For each line that holds "data", copy the line out.

↓↓↓

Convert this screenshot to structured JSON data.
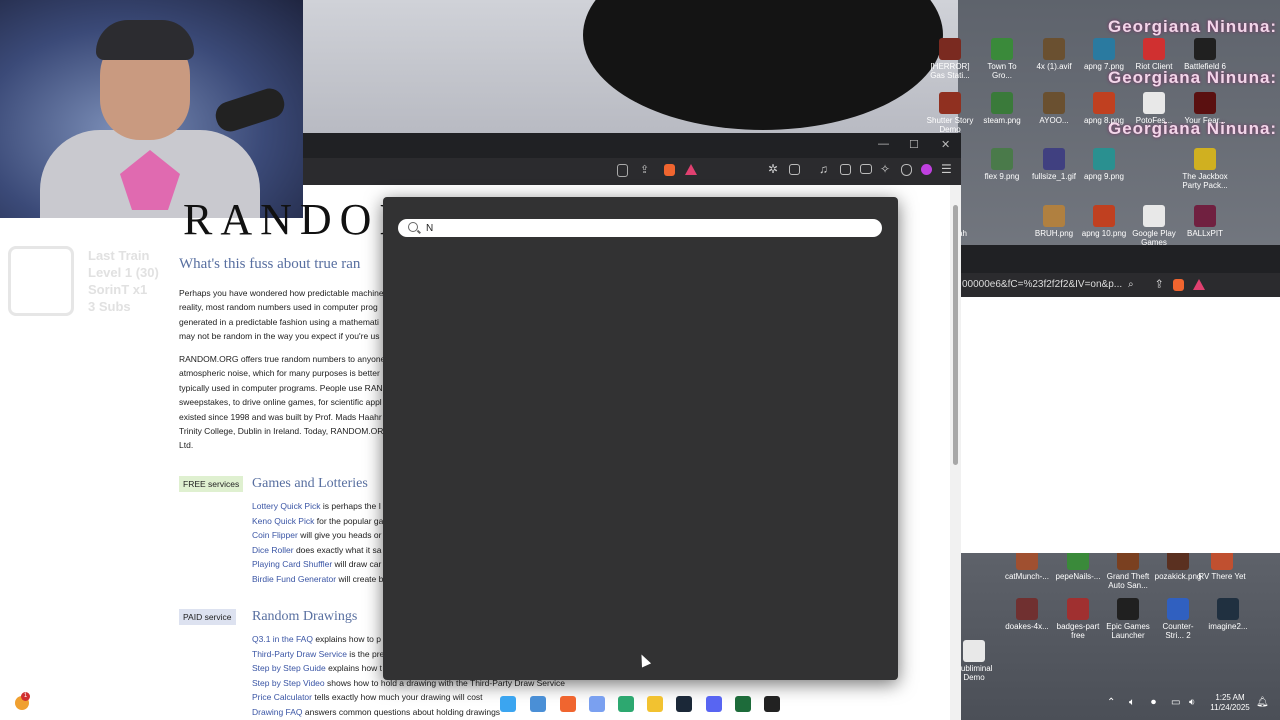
{
  "desktop": {
    "name_banner": "Georgiana Ninuna:",
    "icons": [
      {
        "label": "[HERROR] Gas Stati...",
        "color": "#7a2a20"
      },
      {
        "label": "Town To Gro...",
        "color": "#3a8a3a"
      },
      {
        "label": "4x (1).avif",
        "color": "#6a5030"
      },
      {
        "label": "apng 7.png",
        "color": "#2a7aa0"
      },
      {
        "label": "Riot Client",
        "color": "#d03030"
      },
      {
        "label": "Battlefield 6",
        "color": "#202020"
      },
      {
        "label": "Shutter Story Demo",
        "color": "#903020"
      },
      {
        "label": "steam.png",
        "color": "#3a7a3a"
      },
      {
        "label": "AYOO...",
        "color": "#6a5030"
      },
      {
        "label": "apng 8.png",
        "color": "#c04020"
      },
      {
        "label": "PotoFes...",
        "color": "#e8e8e8"
      },
      {
        "label": "Your Fear...",
        "color": "#5a1010"
      },
      {
        "label": "flex 9.png",
        "color": "#4a7a4a"
      },
      {
        "label": "fullsize_1.gif",
        "color": "#404080"
      },
      {
        "label": "apng 9.png",
        "color": "#2a9090"
      },
      {
        "label": "The Jackbox Party Pack...",
        "color": "#d0b020"
      },
      {
        "label": "Hell Yeah Hero",
        "color": "#203020"
      },
      {
        "label": "BRUH.png",
        "color": "#b08040"
      },
      {
        "label": "apng 10.png",
        "color": "#c04020"
      },
      {
        "label": "Google Play Games",
        "color": "#e8e8e8"
      },
      {
        "label": "BALLxPIT",
        "color": "#702040"
      }
    ],
    "lower_icons": [
      {
        "label": "catMunch-...",
        "color": "#a05030"
      },
      {
        "label": "pepeNails-...",
        "color": "#3a8a3a"
      },
      {
        "label": "Grand Theft Auto San...",
        "color": "#7a4020"
      },
      {
        "label": "pozakick.png",
        "color": "#5a3020"
      },
      {
        "label": "RV There Yet",
        "color": "#c05030"
      },
      {
        "label": "doakes-4x...",
        "color": "#703030"
      },
      {
        "label": "badges-part free",
        "color": "#a03030"
      },
      {
        "label": "Epic Games Launcher",
        "color": "#202020"
      },
      {
        "label": "Counter-Stri... 2",
        "color": "#3060c0"
      },
      {
        "label": "imagine2...",
        "color": "#203040"
      },
      {
        "label": "Subliminal Demo",
        "color": "#e8e8e8"
      }
    ]
  },
  "stream_overlay": {
    "last_train_label": "Last Train",
    "level_label": "Level 1 (30)",
    "user_label": "SorinT x1",
    "subs_label": "3 Subs"
  },
  "right_window": {
    "url_fragment": "00000e6&fC=%23f2f2f2&IV=on&p..."
  },
  "page": {
    "title_partial": "RANDOM.",
    "heading_partial": "What's this fuss about true ran",
    "para1": [
      "Perhaps you have wondered how predictable machine",
      "reality, most random numbers used in computer prog",
      "generated in a predictable fashion using a mathemati",
      "may not be random in the way you expect if you're us"
    ],
    "para2": [
      "RANDOM.ORG offers true random numbers to anyone",
      "atmospheric noise, which for many purposes is better",
      "typically used in computer programs. People use RAN",
      "sweepstakes, to drive online games, for scientific appl",
      "existed since 1998 and was built by Prof. Mads Haahr",
      "Trinity College, Dublin in Ireland. Today, RANDOM.ORG",
      "Ltd."
    ],
    "free_badge": "FREE services",
    "games_heading": "Games and Lotteries",
    "games_items": [
      {
        "link": "Lottery Quick Pick",
        "rest": " is perhaps the I"
      },
      {
        "link": "Keno Quick Pick",
        "rest": " for the popular ga"
      },
      {
        "link": "Coin Flipper",
        "rest": " will give you heads or"
      },
      {
        "link": "Dice Roller",
        "rest": " does exactly what it sa"
      },
      {
        "link": "Playing Card Shuffler",
        "rest": " will draw car"
      },
      {
        "link": "Birdie Fund Generator",
        "rest": " will create b"
      }
    ],
    "paid_badge": "PAID service",
    "drawings_heading": "Random Drawings",
    "drawings_items": [
      {
        "link": "Q3.1 in the FAQ",
        "rest": " explains how to p"
      },
      {
        "link": "Third-Party Draw Service",
        "rest": " is the pre"
      },
      {
        "link": "Step by Step Guide",
        "rest": " explains how t"
      },
      {
        "link": "Step by Step Video",
        "rest": " shows how to hold a drawing with the Third-Party Draw Service"
      },
      {
        "link": "Price Calculator",
        "rest": " tells exactly how much your drawing will cost"
      },
      {
        "link": "Drawing FAQ",
        "rest": " answers common questions about holding drawings"
      }
    ],
    "partial_header_text": "RANDOM.ORG"
  },
  "search": {
    "value": "N",
    "placeholder": ""
  },
  "taskbar": {
    "time": "1:25 AM",
    "date": "11/24/2025",
    "notification_count": "1",
    "apps": [
      {
        "name": "windows-start",
        "color": "#3ba5f0"
      },
      {
        "name": "file-window",
        "color": "#4a8fd6"
      },
      {
        "name": "brave-browser",
        "color": "#f0652f"
      },
      {
        "name": "copilot",
        "color": "#7aa0f0"
      },
      {
        "name": "app-green",
        "color": "#2da870"
      },
      {
        "name": "file-explorer",
        "color": "#f2c230"
      },
      {
        "name": "steam",
        "color": "#1b2838"
      },
      {
        "name": "discord",
        "color": "#5865f2"
      },
      {
        "name": "excel-like",
        "color": "#1d6b3a"
      },
      {
        "name": "epic-games",
        "color": "#222222"
      }
    ]
  }
}
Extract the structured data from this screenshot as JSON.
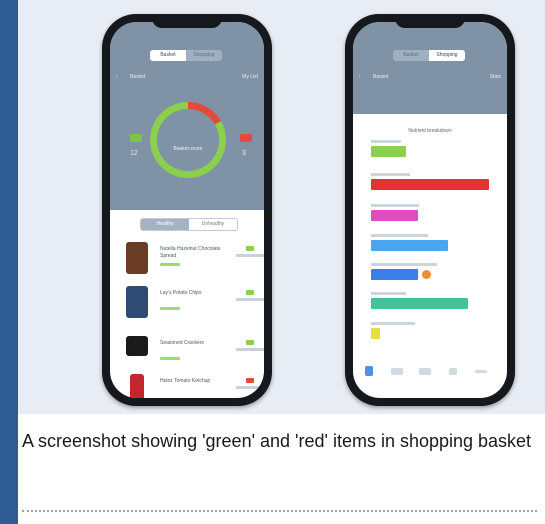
{
  "left_phone": {
    "tabs": [
      "Basket",
      "Shopping"
    ],
    "nav": [
      "‹",
      "Basket",
      "My List"
    ],
    "ring_label": "Basket score",
    "scores": [
      "12",
      "3"
    ],
    "toggle": [
      "Healthy",
      "Unhealthy"
    ],
    "products": [
      {
        "name": "Nutella Hazelnut Chocolate Spread",
        "color": "#6b3d26"
      },
      {
        "name": "Lay's Potato Chips",
        "color": "#2f4a73"
      },
      {
        "name": "Seasoned Crackers",
        "color": "#1a1a1a"
      },
      {
        "name": "Heinz Tomato Ketchup",
        "color": "#c4262e"
      }
    ]
  },
  "right_phone": {
    "tabs": [
      "Basket",
      "Shopping"
    ],
    "nav": [
      "‹",
      "Basket",
      "Stats"
    ],
    "chart_title": "Nutrient breakdown",
    "bars": [
      {
        "color": "#8bcf4e",
        "value": 0.3
      },
      {
        "color": "#e2332f",
        "value": 1.0
      },
      {
        "color": "#e24bbd",
        "value": 0.4
      },
      {
        "color": "#4aa6f0",
        "value": 0.65
      },
      {
        "color": "#3b7ee8",
        "value": 0.4
      },
      {
        "color": "#45c29b",
        "value": 0.82
      },
      {
        "color": "#e8e03a",
        "value": 0.08
      }
    ]
  },
  "caption": "A screenshot showing 'green' and 'red' items in shopping basket"
}
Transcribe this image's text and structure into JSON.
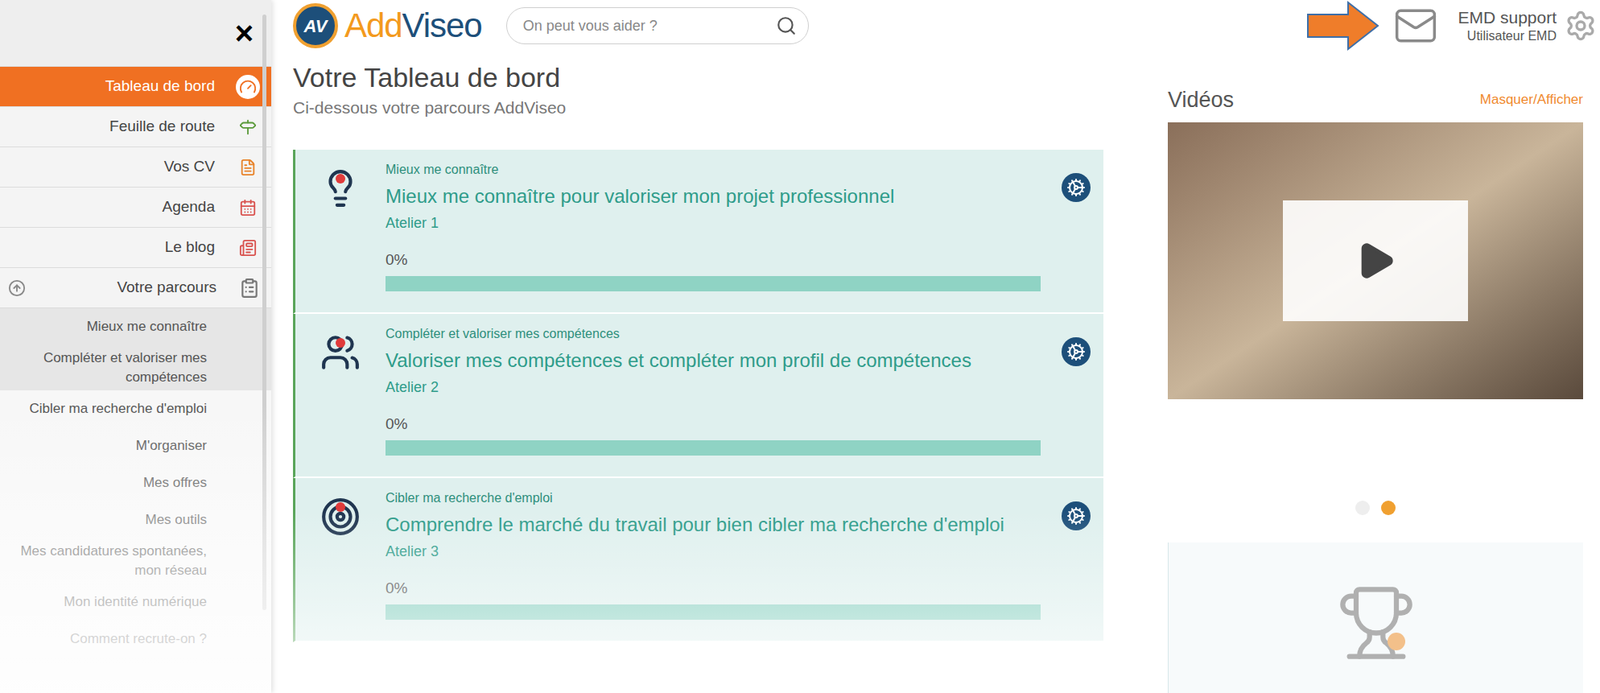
{
  "sidebar": {
    "close": "×",
    "items": [
      {
        "label": "Tableau de bord",
        "selected": true,
        "icon": "gauge"
      },
      {
        "label": "Feuille de route",
        "selected": false,
        "icon": "signpost"
      },
      {
        "label": "Vos CV",
        "selected": false,
        "icon": "cv"
      },
      {
        "label": "Agenda",
        "selected": false,
        "icon": "calendar"
      },
      {
        "label": "Le blog",
        "selected": false,
        "icon": "blog"
      }
    ],
    "parcours": {
      "label": "Votre parcours",
      "expanded": true
    },
    "subitems": [
      {
        "label": "Mieux me connaître",
        "highlighted": true
      },
      {
        "label": "Compléter et valoriser mes compétences",
        "highlighted": true
      },
      {
        "label": "Cibler ma recherche d'emploi",
        "highlighted": false
      },
      {
        "label": "M'organiser",
        "highlighted": false
      },
      {
        "label": "Mes offres",
        "highlighted": false
      },
      {
        "label": "Mes outils",
        "highlighted": false
      },
      {
        "label": "Mes candidatures spontanées, mon réseau",
        "highlighted": false
      },
      {
        "label": "Mon identité numérique",
        "highlighted": false
      },
      {
        "label": "Comment recrute-on ?",
        "highlighted": false
      }
    ]
  },
  "header": {
    "logo_mark": "AV",
    "logo_first": "Add",
    "logo_second": "Viseo",
    "search": {
      "placeholder": "On peut vous aider ?"
    },
    "user": {
      "name": "EMD support",
      "role": "Utilisateur EMD"
    }
  },
  "dashboard": {
    "title": "Votre Tableau de bord",
    "subtitle": "Ci-dessous votre parcours AddViseo",
    "cards": [
      {
        "category": "Mieux me connaître",
        "title": "Mieux me connaître pour valoriser mon projet professionnel",
        "workshop": "Atelier 1",
        "percent": "0%",
        "level": 0,
        "icon": "head"
      },
      {
        "category": "Compléter et valoriser mes compétences",
        "title": "Valoriser mes compétences et compléter mon profil de compétences",
        "workshop": "Atelier 2",
        "percent": "0%",
        "level": 0,
        "icon": "team"
      },
      {
        "category": "Cibler ma recherche d'emploi",
        "title": "Comprendre le marché du travail pour bien cibler ma recherche d'emploi",
        "workshop": "Atelier 3",
        "percent": "0%",
        "level": 0,
        "icon": "target"
      }
    ]
  },
  "videos": {
    "title": "Vidéos",
    "toggle": "Masquer/Afficher",
    "dots": [
      {
        "selected": false
      },
      {
        "selected": true
      }
    ]
  }
}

↑↑↑

* **Answer to this exercise**
Convert this screenshot to structured JSON data.
Extract the structured data from this screenshot as JSON.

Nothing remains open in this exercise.